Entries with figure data
<<<<

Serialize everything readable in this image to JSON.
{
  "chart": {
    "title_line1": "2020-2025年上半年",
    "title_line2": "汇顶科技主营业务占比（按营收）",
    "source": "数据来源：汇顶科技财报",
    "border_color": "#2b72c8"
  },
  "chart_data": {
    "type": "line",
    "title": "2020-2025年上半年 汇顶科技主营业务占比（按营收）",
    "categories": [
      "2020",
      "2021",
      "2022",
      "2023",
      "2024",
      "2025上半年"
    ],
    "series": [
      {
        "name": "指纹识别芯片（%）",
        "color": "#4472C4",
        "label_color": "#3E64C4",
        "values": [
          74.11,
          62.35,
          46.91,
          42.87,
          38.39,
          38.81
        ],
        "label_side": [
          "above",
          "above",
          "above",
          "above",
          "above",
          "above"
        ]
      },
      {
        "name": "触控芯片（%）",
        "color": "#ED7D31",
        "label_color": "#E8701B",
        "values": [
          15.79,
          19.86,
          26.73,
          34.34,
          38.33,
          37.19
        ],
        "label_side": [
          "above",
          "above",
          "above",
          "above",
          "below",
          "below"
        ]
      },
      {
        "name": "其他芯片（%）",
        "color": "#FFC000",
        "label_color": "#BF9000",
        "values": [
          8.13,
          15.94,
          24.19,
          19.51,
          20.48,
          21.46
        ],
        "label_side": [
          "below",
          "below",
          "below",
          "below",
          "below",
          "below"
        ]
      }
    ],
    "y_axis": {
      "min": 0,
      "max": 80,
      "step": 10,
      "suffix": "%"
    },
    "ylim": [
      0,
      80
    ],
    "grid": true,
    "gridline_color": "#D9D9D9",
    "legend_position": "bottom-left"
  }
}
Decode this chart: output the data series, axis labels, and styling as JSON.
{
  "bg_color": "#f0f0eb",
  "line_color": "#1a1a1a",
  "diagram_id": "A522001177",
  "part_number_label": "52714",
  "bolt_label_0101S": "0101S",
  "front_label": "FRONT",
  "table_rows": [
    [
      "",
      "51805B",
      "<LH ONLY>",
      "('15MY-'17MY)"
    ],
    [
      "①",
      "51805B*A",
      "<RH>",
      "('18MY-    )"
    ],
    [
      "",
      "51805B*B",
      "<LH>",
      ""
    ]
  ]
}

>>>>

From the first line to the last, retype the data exactly.

- [CORRECT OUTPUT]
Serialize everything readable in this image to JSON.
{
  "chart": {
    "title_line1": "2020-2025年上半年",
    "title_line2": "汇顶科技主营业务占比（按营收）",
    "source": "数据来源：汇顶科技财报",
    "border_color": "#2b72c8"
  },
  "chart_data": {
    "type": "line",
    "title": "2020-2025年上半年 汇顶科技主营业务占比（按营收）",
    "categories": [
      "2020",
      "2021",
      "2022",
      "2023",
      "2024",
      "2025上半年"
    ],
    "series": [
      {
        "name": "指纹识别芯片（%）",
        "color": "#4472C4",
        "label_color": "#3E64C4",
        "values": [
          74.11,
          62.35,
          46.91,
          42.87,
          38.39,
          38.81
        ],
        "label_side": [
          "above",
          "above",
          "above",
          "above",
          "above",
          "above"
        ]
      },
      {
        "name": "触控芯片（%）",
        "color": "#ED7D31",
        "label_color": "#E8701B",
        "values": [
          15.79,
          19.86,
          26.73,
          34.34,
          38.33,
          37.19
        ],
        "label_side": [
          "above",
          "above",
          "above",
          "above",
          "below",
          "below"
        ]
      },
      {
        "name": "其他芯片（%）",
        "color": "#FFC000",
        "label_color": "#BF9000",
        "values": [
          8.13,
          15.94,
          24.19,
          19.51,
          20.48,
          21.46
        ],
        "label_side": [
          "below",
          "below",
          "below",
          "below",
          "below",
          "below"
        ]
      }
    ],
    "y_axis": {
      "min": 0,
      "max": 80,
      "step": 10,
      "suffix": "%"
    },
    "ylim": [
      0,
      80
    ],
    "grid": true,
    "gridline_color": "#D9D9D9",
    "legend_position": "bottom-left"
  }
}
Decode this chart: output the data series, axis labels, and styling as JSON.
{
  "bg_color": "#f0f0eb",
  "line_color": "#1a1a1a",
  "diagram_id": "A522001177",
  "part_number_label": "52714",
  "bolt_label_0101S": "0101S",
  "front_label": "FRONT",
  "table_rows": [
    [
      "",
      "51805B",
      "<LH ONLY>",
      "('15MY-'17MY)"
    ],
    [
      "①",
      "51805B*A",
      "<RH>",
      "('18MY-    )"
    ],
    [
      "",
      "51805B*B",
      "<LH>",
      ""
    ]
  ]
}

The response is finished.